DATA PROVIDED:
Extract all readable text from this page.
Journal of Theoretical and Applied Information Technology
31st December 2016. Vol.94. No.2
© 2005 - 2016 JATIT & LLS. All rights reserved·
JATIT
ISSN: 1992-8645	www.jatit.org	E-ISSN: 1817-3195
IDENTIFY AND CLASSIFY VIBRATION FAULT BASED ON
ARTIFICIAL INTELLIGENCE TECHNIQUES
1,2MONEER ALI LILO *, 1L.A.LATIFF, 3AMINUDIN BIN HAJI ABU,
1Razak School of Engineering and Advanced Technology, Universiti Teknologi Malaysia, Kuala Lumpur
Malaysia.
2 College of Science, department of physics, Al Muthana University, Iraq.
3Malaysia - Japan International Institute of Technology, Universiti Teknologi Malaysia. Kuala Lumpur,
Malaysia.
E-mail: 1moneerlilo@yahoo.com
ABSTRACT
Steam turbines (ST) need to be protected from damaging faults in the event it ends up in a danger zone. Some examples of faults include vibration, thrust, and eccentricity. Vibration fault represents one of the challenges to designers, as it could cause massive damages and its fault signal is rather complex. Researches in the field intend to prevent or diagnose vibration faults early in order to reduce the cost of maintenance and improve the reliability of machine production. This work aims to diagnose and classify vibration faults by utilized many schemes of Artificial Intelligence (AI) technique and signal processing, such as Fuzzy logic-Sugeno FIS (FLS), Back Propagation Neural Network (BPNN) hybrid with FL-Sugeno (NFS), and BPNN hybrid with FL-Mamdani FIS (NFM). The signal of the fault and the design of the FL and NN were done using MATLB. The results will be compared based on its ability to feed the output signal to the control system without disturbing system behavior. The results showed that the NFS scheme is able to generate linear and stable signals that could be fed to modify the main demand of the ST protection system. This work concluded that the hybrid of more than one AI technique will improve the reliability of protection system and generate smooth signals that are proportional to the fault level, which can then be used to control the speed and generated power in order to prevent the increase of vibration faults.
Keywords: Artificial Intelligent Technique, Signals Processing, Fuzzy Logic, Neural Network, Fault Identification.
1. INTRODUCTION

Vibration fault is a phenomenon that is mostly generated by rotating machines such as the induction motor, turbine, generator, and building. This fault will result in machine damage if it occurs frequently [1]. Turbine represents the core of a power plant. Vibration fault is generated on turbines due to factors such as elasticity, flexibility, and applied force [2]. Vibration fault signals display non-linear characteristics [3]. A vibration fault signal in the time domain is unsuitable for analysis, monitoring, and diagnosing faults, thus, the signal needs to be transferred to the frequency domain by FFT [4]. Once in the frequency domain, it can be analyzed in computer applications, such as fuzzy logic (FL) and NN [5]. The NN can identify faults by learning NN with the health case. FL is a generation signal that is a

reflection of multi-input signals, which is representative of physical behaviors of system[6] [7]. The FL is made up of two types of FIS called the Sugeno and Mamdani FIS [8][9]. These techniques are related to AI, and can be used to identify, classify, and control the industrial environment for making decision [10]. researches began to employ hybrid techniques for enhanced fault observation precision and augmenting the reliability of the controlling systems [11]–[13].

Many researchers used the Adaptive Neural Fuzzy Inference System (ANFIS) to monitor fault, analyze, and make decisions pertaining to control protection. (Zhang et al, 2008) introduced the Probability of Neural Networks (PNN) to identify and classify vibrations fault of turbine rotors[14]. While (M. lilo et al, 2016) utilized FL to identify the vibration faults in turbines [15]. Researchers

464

WHAT YOU HAVE TO DO: Search the data above for lines holding "Malaysia" and copy each of them.

FULL OUTPUT:
1Razak School of Engineering and Advanced Technology, Universiti Teknologi Malaysia, Kuala Lumpur
Malaysia.
3Malaysia - Japan International Institute of Technology, Universiti Teknologi Malaysia. Kuala Lumpur,
Malaysia.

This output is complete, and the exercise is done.